= Exercise materials =
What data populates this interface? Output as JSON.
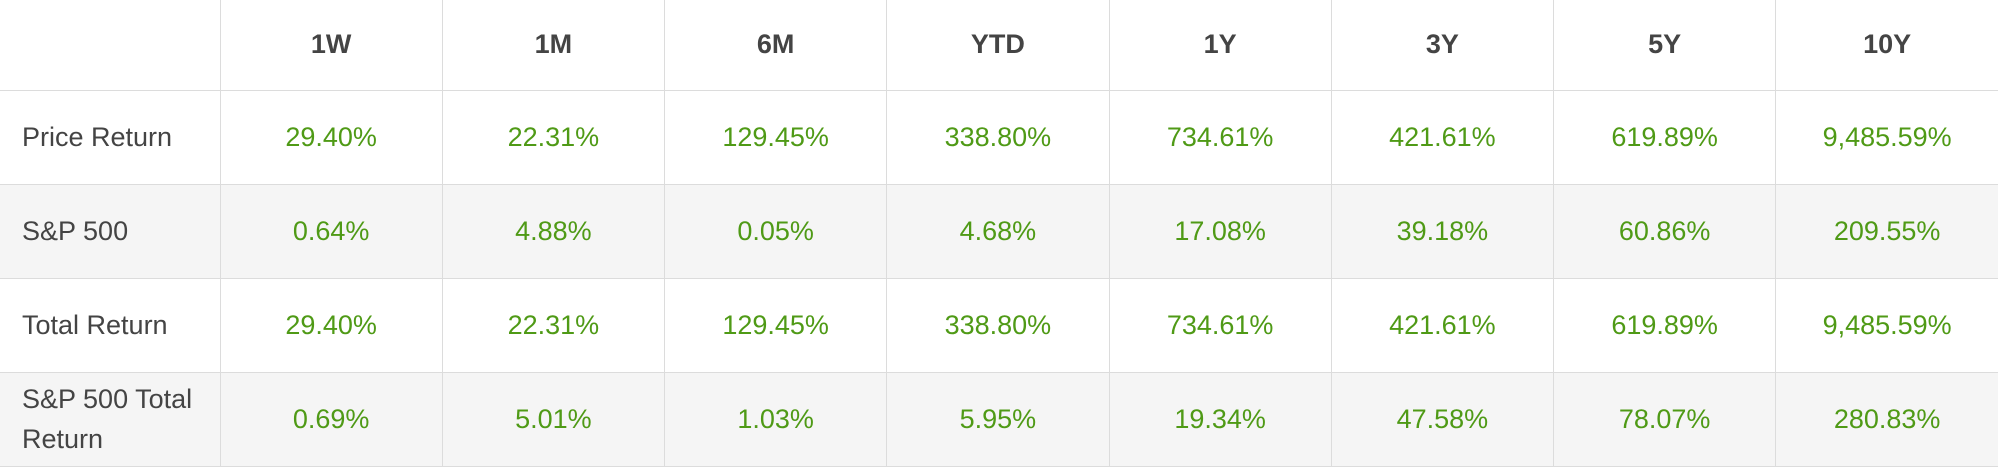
{
  "table": {
    "columns": [
      "1W",
      "1M",
      "6M",
      "YTD",
      "1Y",
      "3Y",
      "5Y",
      "10Y"
    ],
    "rows": [
      {
        "label": "Price Return",
        "values": [
          "29.40%",
          "22.31%",
          "129.45%",
          "338.80%",
          "734.61%",
          "421.61%",
          "619.89%",
          "9,485.59%"
        ]
      },
      {
        "label": "S&P 500",
        "values": [
          "0.64%",
          "4.88%",
          "0.05%",
          "4.68%",
          "17.08%",
          "39.18%",
          "60.86%",
          "209.55%"
        ]
      },
      {
        "label": "Total Return",
        "values": [
          "29.40%",
          "22.31%",
          "129.45%",
          "338.80%",
          "734.61%",
          "421.61%",
          "619.89%",
          "9,485.59%"
        ]
      },
      {
        "label": "S&P 500 Total Return",
        "values": [
          "0.69%",
          "5.01%",
          "1.03%",
          "5.95%",
          "19.34%",
          "47.58%",
          "78.07%",
          "280.83%"
        ]
      }
    ]
  }
}
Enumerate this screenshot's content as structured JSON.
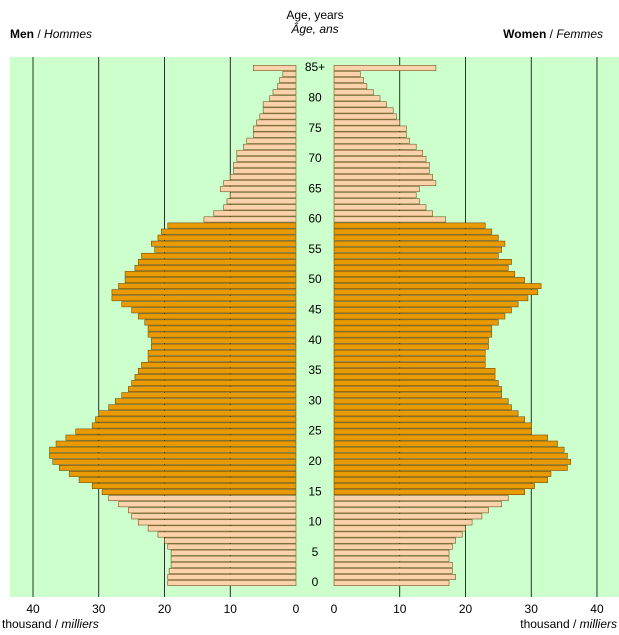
{
  "chart_data": {
    "type": "pyramid",
    "title": "Age, years",
    "title_fr": "Âge, ans",
    "separator": "/",
    "unit": "thousand",
    "unit_fr": "milliers",
    "categories": [
      "0",
      null,
      null,
      null,
      null,
      "5",
      null,
      null,
      null,
      null,
      "10",
      null,
      null,
      null,
      null,
      "15",
      null,
      null,
      null,
      null,
      "20",
      null,
      null,
      null,
      null,
      "25",
      null,
      null,
      null,
      null,
      "30",
      null,
      null,
      null,
      null,
      "35",
      null,
      null,
      null,
      null,
      "40",
      null,
      null,
      null,
      null,
      "45",
      null,
      null,
      null,
      null,
      "50",
      null,
      null,
      null,
      null,
      "55",
      null,
      null,
      null,
      null,
      "60",
      null,
      null,
      null,
      null,
      "65",
      null,
      null,
      null,
      null,
      "70",
      null,
      null,
      null,
      null,
      "75",
      null,
      null,
      null,
      null,
      "80",
      null,
      null,
      null,
      null,
      "85+"
    ],
    "accent_range": [
      15,
      59
    ],
    "accent_color": "#e89a00",
    "background": "#ccffcc",
    "xlim": [
      0,
      43.5
    ],
    "xticks": [
      0,
      10,
      20,
      30,
      40
    ],
    "grid": true,
    "series": [
      {
        "name": "Men",
        "name_fr": "Hommes",
        "color": "#fcd2ac",
        "values": [
          19.5,
          19.5,
          19.3,
          19,
          19,
          19,
          19.5,
          20,
          21,
          22.5,
          24,
          25,
          25.5,
          27,
          28.5,
          29.5,
          31,
          33,
          34.5,
          36,
          37,
          37.5,
          37.5,
          36.5,
          35,
          33.5,
          31,
          30.5,
          30,
          28.5,
          27.5,
          26.5,
          25.5,
          25,
          24.5,
          24,
          23.5,
          22.5,
          22.5,
          22,
          22,
          22.5,
          22.5,
          23,
          24,
          25,
          26.5,
          28,
          28,
          27,
          26,
          26,
          24.5,
          24,
          23.5,
          21.5,
          22,
          21,
          20.5,
          19.5,
          14,
          12.5,
          11,
          10.5,
          10,
          11.5,
          11,
          10,
          9.5,
          9.5,
          9,
          9,
          8,
          7.5,
          6.5,
          6.5,
          6,
          5.5,
          5,
          5,
          4,
          3.5,
          2.8,
          2.5,
          2,
          6.5
        ]
      },
      {
        "name": "Women",
        "name_fr": "Femmes",
        "color": "#fcd2ac",
        "values": [
          17.5,
          18.5,
          18,
          18,
          17.5,
          17.5,
          18,
          18.5,
          19.5,
          20,
          21,
          22.5,
          23.5,
          25.5,
          26.5,
          29,
          30.5,
          32.5,
          33,
          35.5,
          36,
          35.5,
          35,
          34,
          32.5,
          30,
          30,
          29,
          28,
          27,
          26.5,
          25.5,
          25.5,
          25,
          24.5,
          24.5,
          23,
          23,
          23,
          23.5,
          23.5,
          24,
          24,
          25,
          26,
          27,
          28,
          29.5,
          31,
          31.5,
          29,
          27.5,
          26.5,
          27,
          25,
          25.5,
          26,
          25,
          24,
          23,
          17,
          15,
          14,
          13,
          12.5,
          13,
          15.5,
          15,
          14.5,
          14.5,
          14,
          13.5,
          12.5,
          11.5,
          11,
          11,
          10,
          9.5,
          9,
          8,
          7,
          6,
          5,
          4.5,
          4,
          15.5
        ]
      }
    ]
  }
}
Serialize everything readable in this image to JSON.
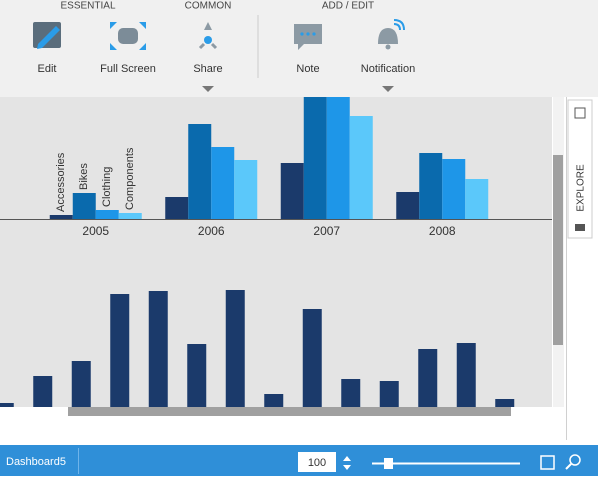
{
  "toolbar": {
    "groups": [
      {
        "title": "ESSENTIAL",
        "buttons": [
          "Edit",
          "Full Screen"
        ]
      },
      {
        "title": "COMMON",
        "buttons": [
          "Share"
        ]
      },
      {
        "title": "ADD / EDIT",
        "buttons": [
          "Note",
          "Notification"
        ]
      }
    ]
  },
  "chart_data": [
    {
      "type": "bar",
      "categories": [
        "2005",
        "2006",
        "2007",
        "2008"
      ],
      "series": [
        {
          "name": "Accessories",
          "color": "#1b3a6b",
          "values": [
            4,
            22,
            56,
            27
          ]
        },
        {
          "name": "Bikes",
          "color": "#0a6aad",
          "values": [
            26,
            95,
            122,
            66
          ]
        },
        {
          "name": "Clothing",
          "color": "#1e96e8",
          "values": [
            9,
            72,
            122,
            60
          ]
        },
        {
          "name": "Components",
          "color": "#5bc8fa",
          "values": [
            6,
            59,
            103,
            40
          ]
        }
      ],
      "ylim": [
        0,
        122
      ]
    },
    {
      "type": "bar",
      "categories": [
        null,
        null,
        null,
        null,
        null,
        null,
        null,
        null,
        null,
        null,
        null,
        null,
        null,
        null
      ],
      "values": [
        4,
        31,
        46,
        113,
        116,
        63,
        117,
        13,
        98,
        28,
        26,
        58,
        64,
        8
      ],
      "color": "#1b3a6b",
      "ylim": [
        0,
        166
      ]
    }
  ],
  "side_panel": {
    "tab": "EXPLORE"
  },
  "status_bar": {
    "dashboard": "Dashboard5",
    "zoom": 100
  }
}
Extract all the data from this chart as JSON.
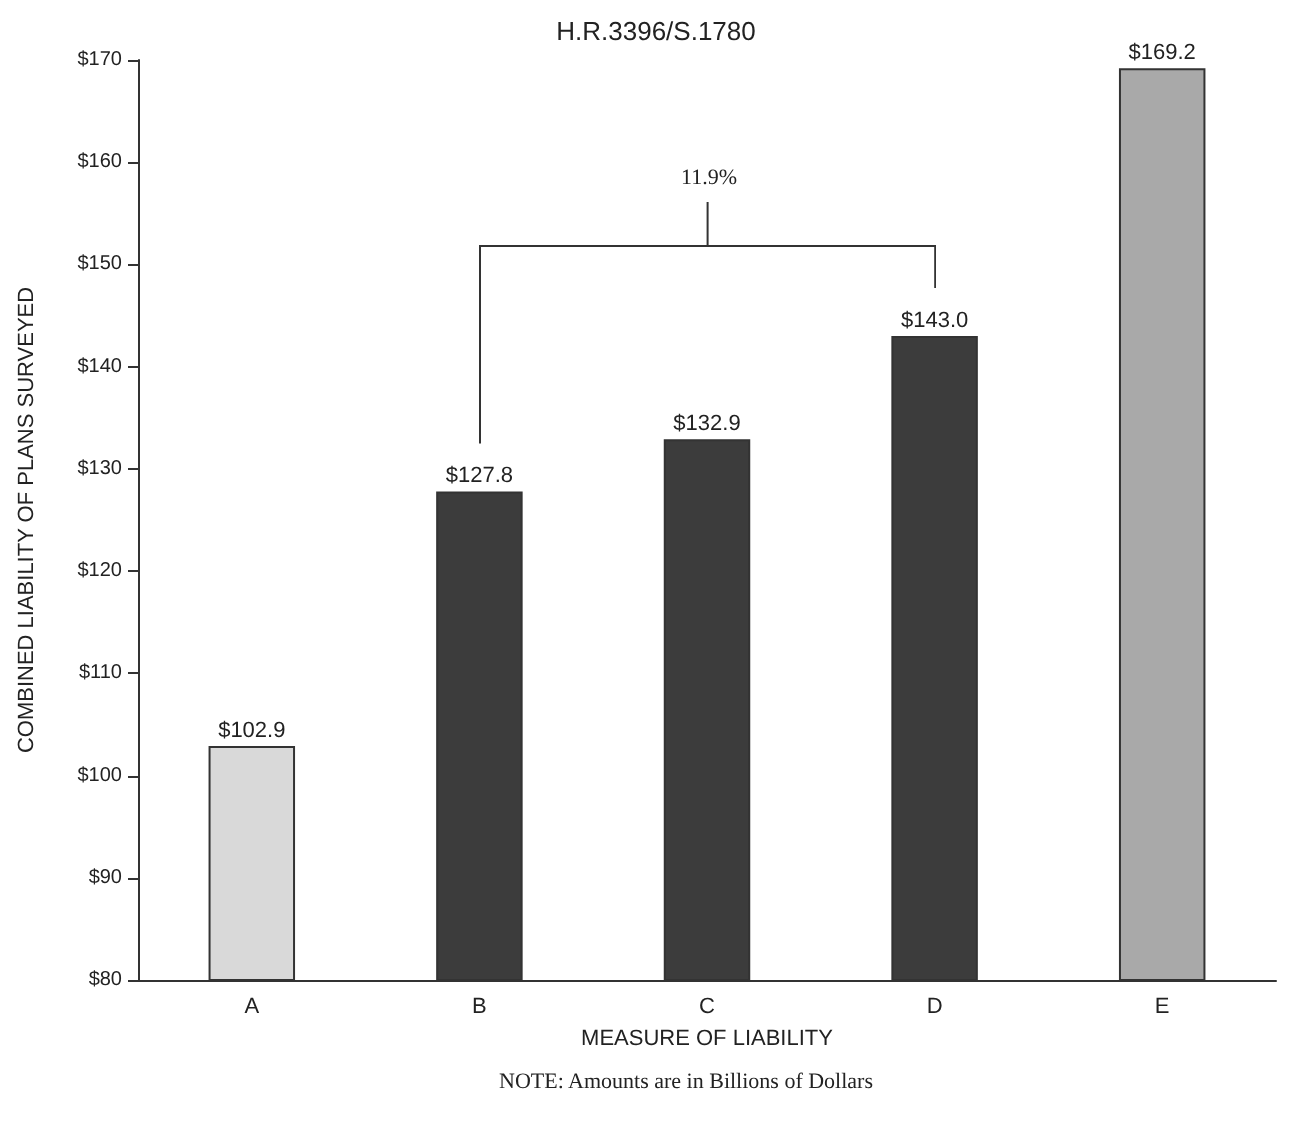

= Instructions to follow =
Repeat the material above in full and exactly, apart from the pictures.

= The reply =
What data populates this interface? Output as JSON.
{
  "table": {
    "columns": [
      "1W",
      "1M",
      "6M",
      "YTD",
      "1Y",
      "3Y",
      "5Y",
      "10Y"
    ],
    "rows": [
      {
        "label": "Price Return",
        "values": [
          "29.40%",
          "22.31%",
          "129.45%",
          "338.80%",
          "734.61%",
          "421.61%",
          "619.89%",
          "9,485.59%"
        ]
      },
      {
        "label": "S&P 500",
        "values": [
          "0.64%",
          "4.88%",
          "0.05%",
          "4.68%",
          "17.08%",
          "39.18%",
          "60.86%",
          "209.55%"
        ]
      },
      {
        "label": "Total Return",
        "values": [
          "29.40%",
          "22.31%",
          "129.45%",
          "338.80%",
          "734.61%",
          "421.61%",
          "619.89%",
          "9,485.59%"
        ]
      },
      {
        "label": "S&P 500 Total Return",
        "values": [
          "0.69%",
          "5.01%",
          "1.03%",
          "5.95%",
          "19.34%",
          "47.58%",
          "78.07%",
          "280.83%"
        ]
      }
    ]
  }
}
Enumerate this screenshot's content as structured JSON.
{
  "chart_data": {
    "type": "pyramid",
    "title": "Age, years",
    "title_fr": "Âge, ans",
    "separator": "/",
    "unit": "thousand",
    "unit_fr": "milliers",
    "categories": [
      "0",
      null,
      null,
      null,
      null,
      "5",
      null,
      null,
      null,
      null,
      "10",
      null,
      null,
      null,
      null,
      "15",
      null,
      null,
      null,
      null,
      "20",
      null,
      null,
      null,
      null,
      "25",
      null,
      null,
      null,
      null,
      "30",
      null,
      null,
      null,
      null,
      "35",
      null,
      null,
      null,
      null,
      "40",
      null,
      null,
      null,
      null,
      "45",
      null,
      null,
      null,
      null,
      "50",
      null,
      null,
      null,
      null,
      "55",
      null,
      null,
      null,
      null,
      "60",
      null,
      null,
      null,
      null,
      "65",
      null,
      null,
      null,
      null,
      "70",
      null,
      null,
      null,
      null,
      "75",
      null,
      null,
      null,
      null,
      "80",
      null,
      null,
      null,
      null,
      "85+"
    ],
    "accent_range": [
      15,
      59
    ],
    "accent_color": "#e89a00",
    "background": "#ccffcc",
    "xlim": [
      0,
      43.5
    ],
    "xticks": [
      0,
      10,
      20,
      30,
      40
    ],
    "grid": true,
    "series": [
      {
        "name": "Men",
        "name_fr": "Hommes",
        "color": "#fcd2ac",
        "values": [
          19.5,
          19.5,
          19.3,
          19,
          19,
          19,
          19.5,
          20,
          21,
          22.5,
          24,
          25,
          25.5,
          27,
          28.5,
          29.5,
          31,
          33,
          34.5,
          36,
          37,
          37.5,
          37.5,
          36.5,
          35,
          33.5,
          31,
          30.5,
          30,
          28.5,
          27.5,
          26.5,
          25.5,
          25,
          24.5,
          24,
          23.5,
          22.5,
          22.5,
          22,
          22,
          22.5,
          22.5,
          23,
          24,
          25,
          26.5,
          28,
          28,
          27,
          26,
          26,
          24.5,
          24,
          23.5,
          21.5,
          22,
          21,
          20.5,
          19.5,
          14,
          12.5,
          11,
          10.5,
          10,
          11.5,
          11,
          10,
          9.5,
          9.5,
          9,
          9,
          8,
          7.5,
          6.5,
          6.5,
          6,
          5.5,
          5,
          5,
          4,
          3.5,
          2.8,
          2.5,
          2,
          6.5
        ]
      },
      {
        "name": "Women",
        "name_fr": "Femmes",
        "color": "#fcd2ac",
        "values": [
          17.5,
          18.5,
          18,
          18,
          17.5,
          17.5,
          18,
          18.5,
          19.5,
          20,
          21,
          22.5,
          23.5,
          25.5,
          26.5,
          29,
          30.5,
          32.5,
          33,
          35.5,
          36,
          35.5,
          35,
          34,
          32.5,
          30,
          30,
          29,
          28,
          27,
          26.5,
          25.5,
          25.5,
          25,
          24.5,
          24.5,
          23,
          23,
          23,
          23.5,
          23.5,
          24,
          24,
          25,
          26,
          27,
          28,
          29.5,
          31,
          31.5,
          29,
          27.5,
          26.5,
          27,
          25,
          25.5,
          26,
          25,
          24,
          23,
          17,
          15,
          14,
          13,
          12.5,
          13,
          15.5,
          15,
          14.5,
          14.5,
          14,
          13.5,
          12.5,
          11.5,
          11,
          11,
          10,
          9.5,
          9,
          8,
          7,
          6,
          5,
          4.5,
          4,
          15.5
        ]
      }
    ]
  }
}
Serialize everything readable in this image to JSON.
{
  "toolbar": {
    "groups": [
      {
        "title": "ESSENTIAL",
        "buttons": [
          "Edit",
          "Full Screen"
        ]
      },
      {
        "title": "COMMON",
        "buttons": [
          "Share"
        ]
      },
      {
        "title": "ADD / EDIT",
        "buttons": [
          "Note",
          "Notification"
        ]
      }
    ]
  },
  "chart_data": [
    {
      "type": "bar",
      "categories": [
        "2005",
        "2006",
        "2007",
        "2008"
      ],
      "series": [
        {
          "name": "Accessories",
          "color": "#1b3a6b",
          "values": [
            4,
            22,
            56,
            27
          ]
        },
        {
          "name": "Bikes",
          "color": "#0a6aad",
          "values": [
            26,
            95,
            122,
            66
          ]
        },
        {
          "name": "Clothing",
          "color": "#1e96e8",
          "values": [
            9,
            72,
            122,
            60
          ]
        },
        {
          "name": "Components",
          "color": "#5bc8fa",
          "values": [
            6,
            59,
            103,
            40
          ]
        }
      ],
      "ylim": [
        0,
        122
      ]
    },
    {
      "type": "bar",
      "categories": [
        null,
        null,
        null,
        null,
        null,
        null,
        null,
        null,
        null,
        null,
        null,
        null,
        null,
        null
      ],
      "values": [
        4,
        31,
        46,
        113,
        116,
        63,
        117,
        13,
        98,
        28,
        26,
        58,
        64,
        8
      ],
      "color": "#1b3a6b",
      "ylim": [
        0,
        166
      ]
    }
  ],
  "side_panel": {
    "tab": "EXPLORE"
  },
  "status_bar": {
    "dashboard": "Dashboard5",
    "zoom": 100
  }
}
Extract all the data from this chart as JSON.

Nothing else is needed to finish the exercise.